◆ Dataset excerpts
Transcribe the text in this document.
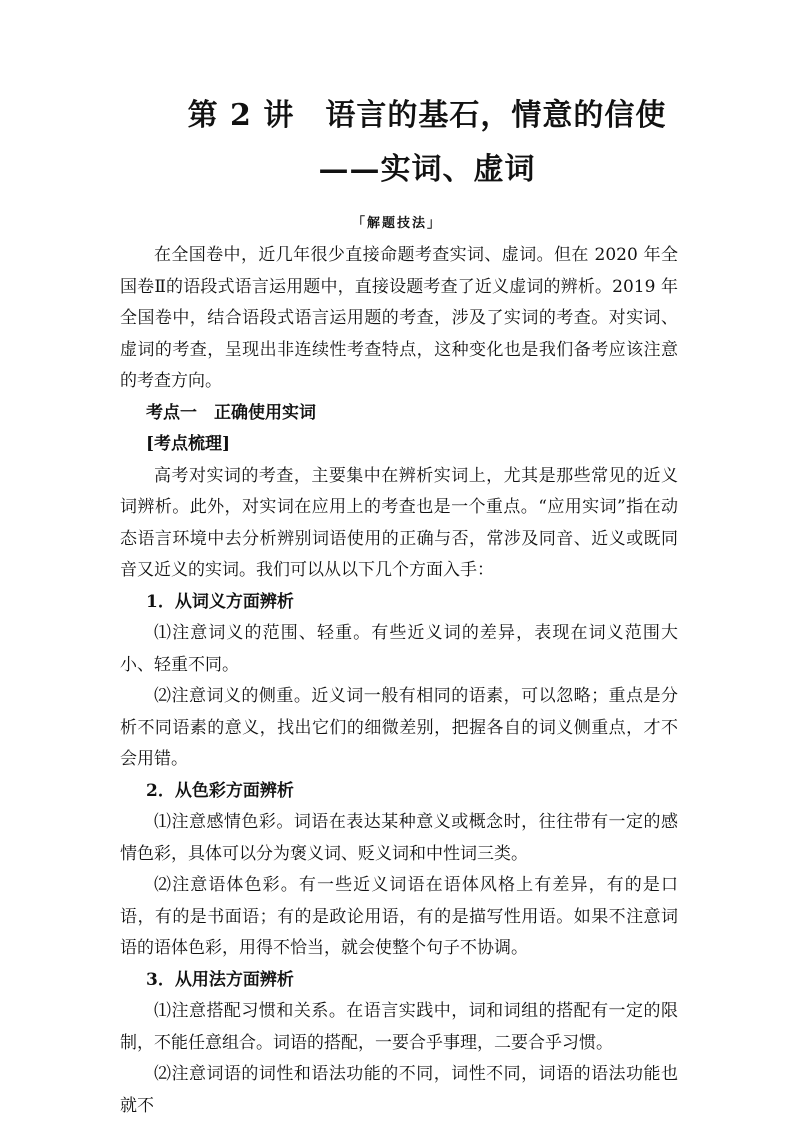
第 2 讲　语言的基石，情意的信使
——实词、虚词
「解题技法」

在全国卷中，近几年很少直接命题考查实词、虚词。但在 2020 年全国卷Ⅱ的语段式语言运用题中，直接设题考查了近义虚词的辨析。2019 年全国卷中，结合语段式语言运用题的考查，涉及了实词的考查。对实词、虚词的考查，呈现出非连续性考查特点，这种变化也是我们备考应该注意的考查方向。

考点一　正确使用实词

[考点梳理]

高考对实词的考查，主要集中在辨析实词上，尤其是那些常见的近义词辨析。此外，对实词在应用上的考查也是一个重点。“应用实词”指在动态语言环境中去分析辨别词语使用的正确与否，常涉及同音、近义或既同音又近义的实词。我们可以从以下几个方面入手：

1．从词义方面辨析

⑴注意词义的范围、轻重。有些近义词的差异，表现在词义范围大小、轻重不同。

⑵注意词义的侧重。近义词一般有相同的语素，可以忽略；重点是分析不同语素的意义，找出它们的细微差别，把握各自的词义侧重点，才不会用错。

2．从色彩方面辨析

⑴注意感情色彩。词语在表达某种意义或概念时，往往带有一定的感情色彩，具体可以分为褒义词、贬义词和中性词三类。

⑵注意语体色彩。有一些近义词语在语体风格上有差异，有的是口语，有的是书面语；有的是政论用语，有的是描写性用语。如果不注意词语的语体色彩，用得不恰当，就会使整个句子不协调。

3．从用法方面辨析

⑴注意搭配习惯和关系。在语言实践中，词和词组的搭配有一定的限制，不能任意组合。词语的搭配，一要合乎事理，二要合乎习惯。

⑵注意词语的词性和语法功能的不同，词性不同，词语的语法功能也就不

◆ Exercise objective
Return all the entries word for word, but omit any pictures they contain.

◆ In response
Transcribe the text in this document.
第 2 讲　语言的基石，情意的信使
——实词、虚词
「解题技法」

在全国卷中，近几年很少直接命题考查实词、虚词。但在 2020 年全国卷Ⅱ的语段式语言运用题中，直接设题考查了近义虚词的辨析。2019 年全国卷中，结合语段式语言运用题的考查，涉及了实词的考查。对实词、虚词的考查，呈现出非连续性考查特点，这种变化也是我们备考应该注意的考查方向。

考点一　正确使用实词

[考点梳理]

高考对实词的考查，主要集中在辨析实词上，尤其是那些常见的近义词辨析。此外，对实词在应用上的考查也是一个重点。“应用实词”指在动态语言环境中去分析辨别词语使用的正确与否，常涉及同音、近义或既同音又近义的实词。我们可以从以下几个方面入手：

1．从词义方面辨析

⑴注意词义的范围、轻重。有些近义词的差异，表现在词义范围大小、轻重不同。

⑵注意词义的侧重。近义词一般有相同的语素，可以忽略；重点是分析不同语素的意义，找出它们的细微差别，把握各自的词义侧重点，才不会用错。

2．从色彩方面辨析

⑴注意感情色彩。词语在表达某种意义或概念时，往往带有一定的感情色彩，具体可以分为褒义词、贬义词和中性词三类。

⑵注意语体色彩。有一些近义词语在语体风格上有差异，有的是口语，有的是书面语；有的是政论用语，有的是描写性用语。如果不注意词语的语体色彩，用得不恰当，就会使整个句子不协调。

3．从用法方面辨析

⑴注意搭配习惯和关系。在语言实践中，词和词组的搭配有一定的限制，不能任意组合。词语的搭配，一要合乎事理，二要合乎习惯。

⑵注意词语的词性和语法功能的不同，词性不同，词语的语法功能也就不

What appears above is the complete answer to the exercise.